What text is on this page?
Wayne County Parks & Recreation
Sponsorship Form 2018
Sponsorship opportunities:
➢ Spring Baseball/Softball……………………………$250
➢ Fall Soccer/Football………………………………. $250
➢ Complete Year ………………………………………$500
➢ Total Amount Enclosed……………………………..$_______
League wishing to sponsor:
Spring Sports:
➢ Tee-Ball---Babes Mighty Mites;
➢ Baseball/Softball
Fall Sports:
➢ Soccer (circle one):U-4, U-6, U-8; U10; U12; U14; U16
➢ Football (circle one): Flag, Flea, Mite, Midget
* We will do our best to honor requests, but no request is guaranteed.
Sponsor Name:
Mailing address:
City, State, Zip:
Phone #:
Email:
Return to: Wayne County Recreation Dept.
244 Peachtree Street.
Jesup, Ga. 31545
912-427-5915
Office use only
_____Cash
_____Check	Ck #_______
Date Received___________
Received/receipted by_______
—————
> [Problem description]: Gather every line from the listing above in which "Football" appears, and copy those lines.

> [Complete response]:
➢ Fall Soccer/Football………………………………. $250
➢ Football (circle one): Flag, Flea, Mite, Midget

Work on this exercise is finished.